Extracted data entries:
◆ ◆ ◆

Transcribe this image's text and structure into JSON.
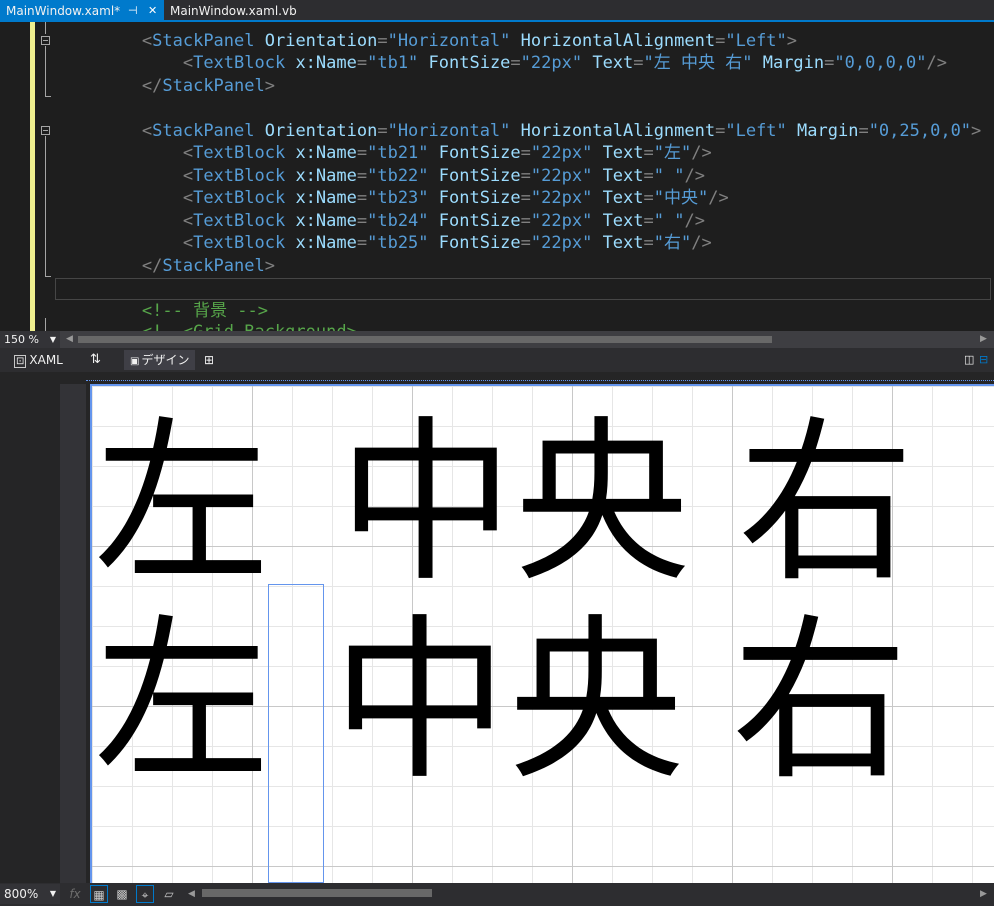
{
  "tabs": [
    {
      "label": "MainWindow.xaml*",
      "pin_icon": "⊣",
      "close_icon": "✕"
    },
    {
      "label": "MainWindow.xaml.vb"
    }
  ],
  "code": {
    "l1": {
      "indent": "        ",
      "lt": "<",
      "el": "StackPanel",
      "a1": " Orientation",
      "eq1": "=",
      "v1": "\"Horizontal\"",
      "a2": " HorizontalAlignment",
      "eq2": "=",
      "v2": "\"Left\"",
      "gt": ">"
    },
    "l2": {
      "indent": "            ",
      "lt": "<",
      "el": "TextBlock",
      "a1": " x:Name",
      "eq1": "=",
      "v1": "\"tb1\"",
      "a2": " FontSize",
      "eq2": "=",
      "v2": "\"22px\"",
      "a3": " Text",
      "eq3": "=",
      "v3": "\"左 中央 右\"",
      "a4": " Margin",
      "eq4": "=",
      "v4": "\"0,0,0,0\"",
      "gt": "/>"
    },
    "l3": {
      "indent": "        ",
      "lt": "</",
      "el": "StackPanel",
      "gt": ">"
    },
    "l5": {
      "indent": "        ",
      "lt": "<",
      "el": "StackPanel",
      "a1": " Orientation",
      "eq1": "=",
      "v1": "\"Horizontal\"",
      "a2": " HorizontalAlignment",
      "eq2": "=",
      "v2": "\"Left\"",
      "a3": " Margin",
      "eq3": "=",
      "v3": "\"0,25,0,0\"",
      "gt": ">"
    },
    "l6": {
      "indent": "            ",
      "lt": "<",
      "el": "TextBlock",
      "a1": " x:Name",
      "eq1": "=",
      "v1": "\"tb21\"",
      "a2": " FontSize",
      "eq2": "=",
      "v2": "\"22px\"",
      "a3": " Text",
      "eq3": "=",
      "v3": "\"左\"",
      "gt": "/>"
    },
    "l7": {
      "indent": "            ",
      "lt": "<",
      "el": "TextBlock",
      "a1": " x:Name",
      "eq1": "=",
      "v1": "\"tb22\"",
      "a2": " FontSize",
      "eq2": "=",
      "v2": "\"22px\"",
      "a3": " Text",
      "eq3": "=",
      "v3": "\" \"",
      "gt": "/>"
    },
    "l8": {
      "indent": "            ",
      "lt": "<",
      "el": "TextBlock",
      "a1": " x:Name",
      "eq1": "=",
      "v1": "\"tb23\"",
      "a2": " FontSize",
      "eq2": "=",
      "v2": "\"22px\"",
      "a3": " Text",
      "eq3": "=",
      "v3": "\"中央\"",
      "gt": "/>"
    },
    "l9": {
      "indent": "            ",
      "lt": "<",
      "el": "TextBlock",
      "a1": " x:Name",
      "eq1": "=",
      "v1": "\"tb24\"",
      "a2": " FontSize",
      "eq2": "=",
      "v2": "\"22px\"",
      "a3": " Text",
      "eq3": "=",
      "v3": "\" \"",
      "gt": "/>"
    },
    "l10": {
      "indent": "            ",
      "lt": "<",
      "el": "TextBlock",
      "a1": " x:Name",
      "eq1": "=",
      "v1": "\"tb25\"",
      "a2": " FontSize",
      "eq2": "=",
      "v2": "\"22px\"",
      "a3": " Text",
      "eq3": "=",
      "v3": "\"右\"",
      "gt": "/>"
    },
    "l11": {
      "indent": "        ",
      "lt": "</",
      "el": "StackPanel",
      "gt": ">"
    },
    "l13": {
      "indent": "        ",
      "comment": "<!-- 背景 -->"
    },
    "l14": {
      "indent": "        ",
      "comment": "<!--<Grid Background>"
    }
  },
  "editor_zoom": "150 %",
  "view_tabs": {
    "xaml": "XAML",
    "swap": "⇅",
    "design": "デザイン"
  },
  "design_text": {
    "row1": {
      "left": "左",
      "center": "中央",
      "right": "右"
    },
    "row2": {
      "left": "左",
      "center": "中央",
      "right": "右"
    }
  },
  "design_zoom": "800%",
  "bottom_buttons": {
    "fx": "fx"
  },
  "colors": {
    "accent": "#007acc",
    "selection": "#6495ed",
    "change_marker": "#efef8f"
  }
}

◆ ◆ ◆

### GOAL
Restate each of the entries above word for word and skip every image.

### SOLUTION FOR THIS PROBLEM
Transcribe this image's text and structure into JSON.
{
  "tabs": [
    {
      "label": "MainWindow.xaml*",
      "pin_icon": "⊣",
      "close_icon": "✕"
    },
    {
      "label": "MainWindow.xaml.vb"
    }
  ],
  "code": {
    "l1": {
      "indent": "        ",
      "lt": "<",
      "el": "StackPanel",
      "a1": " Orientation",
      "eq1": "=",
      "v1": "\"Horizontal\"",
      "a2": " HorizontalAlignment",
      "eq2": "=",
      "v2": "\"Left\"",
      "gt": ">"
    },
    "l2": {
      "indent": "            ",
      "lt": "<",
      "el": "TextBlock",
      "a1": " x:Name",
      "eq1": "=",
      "v1": "\"tb1\"",
      "a2": " FontSize",
      "eq2": "=",
      "v2": "\"22px\"",
      "a3": " Text",
      "eq3": "=",
      "v3": "\"左 中央 右\"",
      "a4": " Margin",
      "eq4": "=",
      "v4": "\"0,0,0,0\"",
      "gt": "/>"
    },
    "l3": {
      "indent": "        ",
      "lt": "</",
      "el": "StackPanel",
      "gt": ">"
    },
    "l5": {
      "indent": "        ",
      "lt": "<",
      "el": "StackPanel",
      "a1": " Orientation",
      "eq1": "=",
      "v1": "\"Horizontal\"",
      "a2": " HorizontalAlignment",
      "eq2": "=",
      "v2": "\"Left\"",
      "a3": " Margin",
      "eq3": "=",
      "v3": "\"0,25,0,0\"",
      "gt": ">"
    },
    "l6": {
      "indent": "            ",
      "lt": "<",
      "el": "TextBlock",
      "a1": " x:Name",
      "eq1": "=",
      "v1": "\"tb21\"",
      "a2": " FontSize",
      "eq2": "=",
      "v2": "\"22px\"",
      "a3": " Text",
      "eq3": "=",
      "v3": "\"左\"",
      "gt": "/>"
    },
    "l7": {
      "indent": "            ",
      "lt": "<",
      "el": "TextBlock",
      "a1": " x:Name",
      "eq1": "=",
      "v1": "\"tb22\"",
      "a2": " FontSize",
      "eq2": "=",
      "v2": "\"22px\"",
      "a3": " Text",
      "eq3": "=",
      "v3": "\" \"",
      "gt": "/>"
    },
    "l8": {
      "indent": "            ",
      "lt": "<",
      "el": "TextBlock",
      "a1": " x:Name",
      "eq1": "=",
      "v1": "\"tb23\"",
      "a2": " FontSize",
      "eq2": "=",
      "v2": "\"22px\"",
      "a3": " Text",
      "eq3": "=",
      "v3": "\"中央\"",
      "gt": "/>"
    },
    "l9": {
      "indent": "            ",
      "lt": "<",
      "el": "TextBlock",
      "a1": " x:Name",
      "eq1": "=",
      "v1": "\"tb24\"",
      "a2": " FontSize",
      "eq2": "=",
      "v2": "\"22px\"",
      "a3": " Text",
      "eq3": "=",
      "v3": "\" \"",
      "gt": "/>"
    },
    "l10": {
      "indent": "            ",
      "lt": "<",
      "el": "TextBlock",
      "a1": " x:Name",
      "eq1": "=",
      "v1": "\"tb25\"",
      "a2": " FontSize",
      "eq2": "=",
      "v2": "\"22px\"",
      "a3": " Text",
      "eq3": "=",
      "v3": "\"右\"",
      "gt": "/>"
    },
    "l11": {
      "indent": "        ",
      "lt": "</",
      "el": "StackPanel",
      "gt": ">"
    },
    "l13": {
      "indent": "        ",
      "comment": "<!-- 背景 -->"
    },
    "l14": {
      "indent": "        ",
      "comment": "<!--<Grid Background>"
    }
  },
  "editor_zoom": "150 %",
  "view_tabs": {
    "xaml": "XAML",
    "swap": "⇅",
    "design": "デザイン"
  },
  "design_text": {
    "row1": {
      "left": "左",
      "center": "中央",
      "right": "右"
    },
    "row2": {
      "left": "左",
      "center": "中央",
      "right": "右"
    }
  },
  "design_zoom": "800%",
  "bottom_buttons": {
    "fx": "fx"
  },
  "colors": {
    "accent": "#007acc",
    "selection": "#6495ed",
    "change_marker": "#efef8f"
  }
}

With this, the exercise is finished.